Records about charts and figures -
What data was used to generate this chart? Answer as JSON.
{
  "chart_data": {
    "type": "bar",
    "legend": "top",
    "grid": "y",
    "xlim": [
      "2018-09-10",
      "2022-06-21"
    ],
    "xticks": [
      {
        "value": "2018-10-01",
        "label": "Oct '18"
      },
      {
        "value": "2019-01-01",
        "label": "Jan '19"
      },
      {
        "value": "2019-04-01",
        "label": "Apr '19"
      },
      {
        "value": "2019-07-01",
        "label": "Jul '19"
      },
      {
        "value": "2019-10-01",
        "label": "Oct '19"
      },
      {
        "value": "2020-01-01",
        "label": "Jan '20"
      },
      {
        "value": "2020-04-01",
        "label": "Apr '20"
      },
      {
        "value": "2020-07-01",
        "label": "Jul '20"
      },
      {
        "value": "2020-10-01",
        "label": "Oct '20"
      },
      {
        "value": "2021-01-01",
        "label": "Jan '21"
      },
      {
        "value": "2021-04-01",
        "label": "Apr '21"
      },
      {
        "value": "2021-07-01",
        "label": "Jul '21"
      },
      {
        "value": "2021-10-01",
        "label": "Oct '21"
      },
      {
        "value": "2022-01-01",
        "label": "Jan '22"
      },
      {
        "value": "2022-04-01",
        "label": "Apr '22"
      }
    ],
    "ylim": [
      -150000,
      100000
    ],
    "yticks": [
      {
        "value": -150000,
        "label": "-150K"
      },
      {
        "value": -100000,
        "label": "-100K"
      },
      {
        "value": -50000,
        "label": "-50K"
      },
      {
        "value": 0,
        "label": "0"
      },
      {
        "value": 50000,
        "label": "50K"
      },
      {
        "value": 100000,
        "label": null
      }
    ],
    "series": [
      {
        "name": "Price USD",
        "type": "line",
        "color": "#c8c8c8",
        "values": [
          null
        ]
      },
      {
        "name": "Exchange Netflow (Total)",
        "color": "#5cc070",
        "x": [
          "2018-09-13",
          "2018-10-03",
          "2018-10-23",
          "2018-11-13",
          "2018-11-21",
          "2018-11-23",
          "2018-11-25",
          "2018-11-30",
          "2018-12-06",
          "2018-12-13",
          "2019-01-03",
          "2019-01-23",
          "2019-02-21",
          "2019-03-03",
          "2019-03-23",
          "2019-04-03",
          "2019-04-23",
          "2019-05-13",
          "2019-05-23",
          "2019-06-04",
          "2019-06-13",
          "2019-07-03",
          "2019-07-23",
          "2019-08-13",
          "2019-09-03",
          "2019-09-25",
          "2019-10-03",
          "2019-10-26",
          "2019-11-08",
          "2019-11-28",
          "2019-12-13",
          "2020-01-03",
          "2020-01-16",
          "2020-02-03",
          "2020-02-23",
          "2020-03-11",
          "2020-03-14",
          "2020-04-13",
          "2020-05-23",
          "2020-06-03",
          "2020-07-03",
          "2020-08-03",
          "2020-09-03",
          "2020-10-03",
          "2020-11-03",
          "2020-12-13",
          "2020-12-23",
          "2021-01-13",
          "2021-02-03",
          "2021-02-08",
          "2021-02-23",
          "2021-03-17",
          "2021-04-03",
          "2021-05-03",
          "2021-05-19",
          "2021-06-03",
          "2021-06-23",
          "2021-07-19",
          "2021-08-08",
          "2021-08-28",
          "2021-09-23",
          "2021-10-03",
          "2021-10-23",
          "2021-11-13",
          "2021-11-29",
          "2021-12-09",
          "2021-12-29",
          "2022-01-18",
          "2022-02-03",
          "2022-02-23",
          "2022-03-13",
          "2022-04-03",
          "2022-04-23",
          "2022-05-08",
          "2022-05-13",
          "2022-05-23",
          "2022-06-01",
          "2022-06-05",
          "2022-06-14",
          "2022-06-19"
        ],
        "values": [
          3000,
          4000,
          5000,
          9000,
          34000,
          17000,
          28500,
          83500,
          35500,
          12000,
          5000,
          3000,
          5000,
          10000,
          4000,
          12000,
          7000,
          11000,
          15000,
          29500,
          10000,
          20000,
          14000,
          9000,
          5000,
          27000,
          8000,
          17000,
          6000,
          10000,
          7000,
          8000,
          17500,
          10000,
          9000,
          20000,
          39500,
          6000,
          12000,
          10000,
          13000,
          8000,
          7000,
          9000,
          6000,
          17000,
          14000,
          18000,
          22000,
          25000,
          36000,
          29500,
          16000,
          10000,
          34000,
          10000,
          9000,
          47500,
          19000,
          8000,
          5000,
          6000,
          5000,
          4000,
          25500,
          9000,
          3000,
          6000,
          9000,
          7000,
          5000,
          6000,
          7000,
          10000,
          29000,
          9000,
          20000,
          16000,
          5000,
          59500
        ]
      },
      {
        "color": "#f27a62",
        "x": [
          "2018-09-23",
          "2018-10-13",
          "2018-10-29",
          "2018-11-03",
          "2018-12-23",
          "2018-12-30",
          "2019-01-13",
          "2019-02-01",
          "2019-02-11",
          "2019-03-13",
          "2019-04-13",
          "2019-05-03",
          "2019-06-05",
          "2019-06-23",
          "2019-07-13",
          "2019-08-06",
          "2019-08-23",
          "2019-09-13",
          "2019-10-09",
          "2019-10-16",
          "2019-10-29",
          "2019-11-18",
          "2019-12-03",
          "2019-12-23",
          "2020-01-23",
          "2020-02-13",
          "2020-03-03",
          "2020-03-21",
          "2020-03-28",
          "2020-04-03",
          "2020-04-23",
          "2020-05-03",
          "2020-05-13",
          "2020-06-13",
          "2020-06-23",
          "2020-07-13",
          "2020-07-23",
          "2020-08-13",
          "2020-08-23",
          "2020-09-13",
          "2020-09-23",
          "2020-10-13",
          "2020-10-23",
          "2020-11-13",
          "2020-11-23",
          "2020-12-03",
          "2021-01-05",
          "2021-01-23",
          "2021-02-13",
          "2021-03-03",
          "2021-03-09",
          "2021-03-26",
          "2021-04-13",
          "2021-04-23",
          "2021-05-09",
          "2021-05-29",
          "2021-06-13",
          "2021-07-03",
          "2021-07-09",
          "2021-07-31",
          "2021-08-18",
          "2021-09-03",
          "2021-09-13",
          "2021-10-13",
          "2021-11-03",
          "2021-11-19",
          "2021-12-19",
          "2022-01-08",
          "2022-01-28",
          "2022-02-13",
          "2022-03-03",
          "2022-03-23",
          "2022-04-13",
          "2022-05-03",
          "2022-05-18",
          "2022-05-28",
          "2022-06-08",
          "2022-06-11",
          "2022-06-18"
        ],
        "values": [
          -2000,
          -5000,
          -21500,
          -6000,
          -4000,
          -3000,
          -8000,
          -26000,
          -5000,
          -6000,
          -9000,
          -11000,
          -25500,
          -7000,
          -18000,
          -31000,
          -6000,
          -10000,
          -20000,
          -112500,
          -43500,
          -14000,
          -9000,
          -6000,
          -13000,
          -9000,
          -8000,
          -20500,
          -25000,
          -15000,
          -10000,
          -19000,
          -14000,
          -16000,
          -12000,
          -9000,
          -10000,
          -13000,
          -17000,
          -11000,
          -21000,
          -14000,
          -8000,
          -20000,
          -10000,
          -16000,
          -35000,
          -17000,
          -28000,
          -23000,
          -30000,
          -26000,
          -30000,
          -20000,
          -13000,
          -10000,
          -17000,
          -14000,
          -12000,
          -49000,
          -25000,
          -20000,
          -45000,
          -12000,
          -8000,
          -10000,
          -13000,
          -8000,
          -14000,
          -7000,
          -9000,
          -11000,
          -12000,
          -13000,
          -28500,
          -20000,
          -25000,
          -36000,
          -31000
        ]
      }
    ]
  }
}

Aim -
Give all the entries again exactly; leave none out.

Result -
What data was used to generate this chart? Answer as JSON.
{
  "chart_data": {
    "type": "bar",
    "legend": "top",
    "grid": "y",
    "xlim": [
      "2018-09-10",
      "2022-06-21"
    ],
    "xticks": [
      {
        "value": "2018-10-01",
        "label": "Oct '18"
      },
      {
        "value": "2019-01-01",
        "label": "Jan '19"
      },
      {
        "value": "2019-04-01",
        "label": "Apr '19"
      },
      {
        "value": "2019-07-01",
        "label": "Jul '19"
      },
      {
        "value": "2019-10-01",
        "label": "Oct '19"
      },
      {
        "value": "2020-01-01",
        "label": "Jan '20"
      },
      {
        "value": "2020-04-01",
        "label": "Apr '20"
      },
      {
        "value": "2020-07-01",
        "label": "Jul '20"
      },
      {
        "value": "2020-10-01",
        "label": "Oct '20"
      },
      {
        "value": "2021-01-01",
        "label": "Jan '21"
      },
      {
        "value": "2021-04-01",
        "label": "Apr '21"
      },
      {
        "value": "2021-07-01",
        "label": "Jul '21"
      },
      {
        "value": "2021-10-01",
        "label": "Oct '21"
      },
      {
        "value": "2022-01-01",
        "label": "Jan '22"
      },
      {
        "value": "2022-04-01",
        "label": "Apr '22"
      }
    ],
    "ylim": [
      -150000,
      100000
    ],
    "yticks": [
      {
        "value": -150000,
        "label": "-150K"
      },
      {
        "value": -100000,
        "label": "-100K"
      },
      {
        "value": -50000,
        "label": "-50K"
      },
      {
        "value": 0,
        "label": "0"
      },
      {
        "value": 50000,
        "label": "50K"
      },
      {
        "value": 100000,
        "label": null
      }
    ],
    "series": [
      {
        "name": "Price USD",
        "type": "line",
        "color": "#c8c8c8",
        "values": [
          null
        ]
      },
      {
        "name": "Exchange Netflow (Total)",
        "color": "#5cc070",
        "x": [
          "2018-09-13",
          "2018-10-03",
          "2018-10-23",
          "2018-11-13",
          "2018-11-21",
          "2018-11-23",
          "2018-11-25",
          "2018-11-30",
          "2018-12-06",
          "2018-12-13",
          "2019-01-03",
          "2019-01-23",
          "2019-02-21",
          "2019-03-03",
          "2019-03-23",
          "2019-04-03",
          "2019-04-23",
          "2019-05-13",
          "2019-05-23",
          "2019-06-04",
          "2019-06-13",
          "2019-07-03",
          "2019-07-23",
          "2019-08-13",
          "2019-09-03",
          "2019-09-25",
          "2019-10-03",
          "2019-10-26",
          "2019-11-08",
          "2019-11-28",
          "2019-12-13",
          "2020-01-03",
          "2020-01-16",
          "2020-02-03",
          "2020-02-23",
          "2020-03-11",
          "2020-03-14",
          "2020-04-13",
          "2020-05-23",
          "2020-06-03",
          "2020-07-03",
          "2020-08-03",
          "2020-09-03",
          "2020-10-03",
          "2020-11-03",
          "2020-12-13",
          "2020-12-23",
          "2021-01-13",
          "2021-02-03",
          "2021-02-08",
          "2021-02-23",
          "2021-03-17",
          "2021-04-03",
          "2021-05-03",
          "2021-05-19",
          "2021-06-03",
          "2021-06-23",
          "2021-07-19",
          "2021-08-08",
          "2021-08-28",
          "2021-09-23",
          "2021-10-03",
          "2021-10-23",
          "2021-11-13",
          "2021-11-29",
          "2021-12-09",
          "2021-12-29",
          "2022-01-18",
          "2022-02-03",
          "2022-02-23",
          "2022-03-13",
          "2022-04-03",
          "2022-04-23",
          "2022-05-08",
          "2022-05-13",
          "2022-05-23",
          "2022-06-01",
          "2022-06-05",
          "2022-06-14",
          "2022-06-19"
        ],
        "values": [
          3000,
          4000,
          5000,
          9000,
          34000,
          17000,
          28500,
          83500,
          35500,
          12000,
          5000,
          3000,
          5000,
          10000,
          4000,
          12000,
          7000,
          11000,
          15000,
          29500,
          10000,
          20000,
          14000,
          9000,
          5000,
          27000,
          8000,
          17000,
          6000,
          10000,
          7000,
          8000,
          17500,
          10000,
          9000,
          20000,
          39500,
          6000,
          12000,
          10000,
          13000,
          8000,
          7000,
          9000,
          6000,
          17000,
          14000,
          18000,
          22000,
          25000,
          36000,
          29500,
          16000,
          10000,
          34000,
          10000,
          9000,
          47500,
          19000,
          8000,
          5000,
          6000,
          5000,
          4000,
          25500,
          9000,
          3000,
          6000,
          9000,
          7000,
          5000,
          6000,
          7000,
          10000,
          29000,
          9000,
          20000,
          16000,
          5000,
          59500
        ]
      },
      {
        "color": "#f27a62",
        "x": [
          "2018-09-23",
          "2018-10-13",
          "2018-10-29",
          "2018-11-03",
          "2018-12-23",
          "2018-12-30",
          "2019-01-13",
          "2019-02-01",
          "2019-02-11",
          "2019-03-13",
          "2019-04-13",
          "2019-05-03",
          "2019-06-05",
          "2019-06-23",
          "2019-07-13",
          "2019-08-06",
          "2019-08-23",
          "2019-09-13",
          "2019-10-09",
          "2019-10-16",
          "2019-10-29",
          "2019-11-18",
          "2019-12-03",
          "2019-12-23",
          "2020-01-23",
          "2020-02-13",
          "2020-03-03",
          "2020-03-21",
          "2020-03-28",
          "2020-04-03",
          "2020-04-23",
          "2020-05-03",
          "2020-05-13",
          "2020-06-13",
          "2020-06-23",
          "2020-07-13",
          "2020-07-23",
          "2020-08-13",
          "2020-08-23",
          "2020-09-13",
          "2020-09-23",
          "2020-10-13",
          "2020-10-23",
          "2020-11-13",
          "2020-11-23",
          "2020-12-03",
          "2021-01-05",
          "2021-01-23",
          "2021-02-13",
          "2021-03-03",
          "2021-03-09",
          "2021-03-26",
          "2021-04-13",
          "2021-04-23",
          "2021-05-09",
          "2021-05-29",
          "2021-06-13",
          "2021-07-03",
          "2021-07-09",
          "2021-07-31",
          "2021-08-18",
          "2021-09-03",
          "2021-09-13",
          "2021-10-13",
          "2021-11-03",
          "2021-11-19",
          "2021-12-19",
          "2022-01-08",
          "2022-01-28",
          "2022-02-13",
          "2022-03-03",
          "2022-03-23",
          "2022-04-13",
          "2022-05-03",
          "2022-05-18",
          "2022-05-28",
          "2022-06-08",
          "2022-06-11",
          "2022-06-18"
        ],
        "values": [
          -2000,
          -5000,
          -21500,
          -6000,
          -4000,
          -3000,
          -8000,
          -26000,
          -5000,
          -6000,
          -9000,
          -11000,
          -25500,
          -7000,
          -18000,
          -31000,
          -6000,
          -10000,
          -20000,
          -112500,
          -43500,
          -14000,
          -9000,
          -6000,
          -13000,
          -9000,
          -8000,
          -20500,
          -25000,
          -15000,
          -10000,
          -19000,
          -14000,
          -16000,
          -12000,
          -9000,
          -10000,
          -13000,
          -17000,
          -11000,
          -21000,
          -14000,
          -8000,
          -20000,
          -10000,
          -16000,
          -35000,
          -17000,
          -28000,
          -23000,
          -30000,
          -26000,
          -30000,
          -20000,
          -13000,
          -10000,
          -17000,
          -14000,
          -12000,
          -49000,
          -25000,
          -20000,
          -45000,
          -12000,
          -8000,
          -10000,
          -13000,
          -8000,
          -14000,
          -7000,
          -9000,
          -11000,
          -12000,
          -13000,
          -28500,
          -20000,
          -25000,
          -36000,
          -31000
        ]
      }
    ]
  }
}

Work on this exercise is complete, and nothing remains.